## Directive
Extract, exactly as written, all lines of the material below from the line that includes "What's the underlying" through its last line.

## Data for this task
□ □ □ □ □

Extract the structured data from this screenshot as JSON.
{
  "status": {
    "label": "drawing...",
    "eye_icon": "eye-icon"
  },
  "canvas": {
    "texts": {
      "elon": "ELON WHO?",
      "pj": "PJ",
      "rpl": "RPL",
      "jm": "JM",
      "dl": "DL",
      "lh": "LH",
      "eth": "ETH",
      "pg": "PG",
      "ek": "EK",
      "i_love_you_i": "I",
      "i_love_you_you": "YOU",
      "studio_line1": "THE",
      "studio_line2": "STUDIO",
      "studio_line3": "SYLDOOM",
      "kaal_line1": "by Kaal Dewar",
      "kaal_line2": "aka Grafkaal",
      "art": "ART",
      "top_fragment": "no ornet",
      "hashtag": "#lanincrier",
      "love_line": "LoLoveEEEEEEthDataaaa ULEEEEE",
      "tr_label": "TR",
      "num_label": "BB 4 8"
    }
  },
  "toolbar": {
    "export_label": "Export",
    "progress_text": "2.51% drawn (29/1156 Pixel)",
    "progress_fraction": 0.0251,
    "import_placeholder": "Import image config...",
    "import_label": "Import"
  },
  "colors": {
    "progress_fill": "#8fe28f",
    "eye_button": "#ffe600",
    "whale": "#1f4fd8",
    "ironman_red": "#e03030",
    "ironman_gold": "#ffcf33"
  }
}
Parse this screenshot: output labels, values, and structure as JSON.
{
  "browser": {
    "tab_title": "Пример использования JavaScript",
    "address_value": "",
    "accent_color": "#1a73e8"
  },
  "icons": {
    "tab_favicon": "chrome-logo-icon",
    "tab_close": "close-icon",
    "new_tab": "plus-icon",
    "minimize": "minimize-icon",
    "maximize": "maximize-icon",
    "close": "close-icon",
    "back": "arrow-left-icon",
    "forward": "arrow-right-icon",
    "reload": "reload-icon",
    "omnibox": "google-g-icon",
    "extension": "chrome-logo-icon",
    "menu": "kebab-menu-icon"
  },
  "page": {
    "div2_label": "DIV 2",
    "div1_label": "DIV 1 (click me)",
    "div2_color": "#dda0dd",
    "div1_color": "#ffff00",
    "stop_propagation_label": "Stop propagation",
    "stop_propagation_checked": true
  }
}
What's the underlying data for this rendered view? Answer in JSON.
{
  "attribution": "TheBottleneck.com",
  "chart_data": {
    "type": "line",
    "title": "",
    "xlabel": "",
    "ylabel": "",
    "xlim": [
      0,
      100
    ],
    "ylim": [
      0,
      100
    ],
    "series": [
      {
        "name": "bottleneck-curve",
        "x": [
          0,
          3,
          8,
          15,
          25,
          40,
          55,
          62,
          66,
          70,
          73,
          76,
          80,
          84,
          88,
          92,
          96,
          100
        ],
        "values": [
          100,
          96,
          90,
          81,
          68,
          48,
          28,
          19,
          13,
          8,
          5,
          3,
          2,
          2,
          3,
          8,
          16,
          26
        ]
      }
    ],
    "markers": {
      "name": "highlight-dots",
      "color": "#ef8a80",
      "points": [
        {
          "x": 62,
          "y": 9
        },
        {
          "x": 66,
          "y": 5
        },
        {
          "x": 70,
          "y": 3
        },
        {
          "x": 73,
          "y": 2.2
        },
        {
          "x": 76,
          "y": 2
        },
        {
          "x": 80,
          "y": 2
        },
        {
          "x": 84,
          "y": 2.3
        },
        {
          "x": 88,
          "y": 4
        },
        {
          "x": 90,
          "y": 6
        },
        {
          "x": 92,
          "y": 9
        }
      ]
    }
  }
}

□ □ □ □ □

## Answer to this task
What's the underlying data for this rendered view? Answer in JSON.
{
  "attribution": "TheBottleneck.com",
  "chart_data": {
    "type": "line",
    "title": "",
    "xlabel": "",
    "ylabel": "",
    "xlim": [
      0,
      100
    ],
    "ylim": [
      0,
      100
    ],
    "series": [
      {
        "name": "bottleneck-curve",
        "x": [
          0,
          3,
          8,
          15,
          25,
          40,
          55,
          62,
          66,
          70,
          73,
          76,
          80,
          84,
          88,
          92,
          96,
          100
        ],
        "values": [
          100,
          96,
          90,
          81,
          68,
          48,
          28,
          19,
          13,
          8,
          5,
          3,
          2,
          2,
          3,
          8,
          16,
          26
        ]
      }
    ],
    "markers": {
      "name": "highlight-dots",
      "color": "#ef8a80",
      "points": [
        {
          "x": 62,
          "y": 9
        },
        {
          "x": 66,
          "y": 5
        },
        {
          "x": 70,
          "y": 3
        },
        {
          "x": 73,
          "y": 2.2
        },
        {
          "x": 76,
          "y": 2
        },
        {
          "x": 80,
          "y": 2
        },
        {
          "x": 84,
          "y": 2.3
        },
        {
          "x": 88,
          "y": 4
        },
        {
          "x": 90,
          "y": 6
        },
        {
          "x": 92,
          "y": 9
        }
      ]
    }
  }
}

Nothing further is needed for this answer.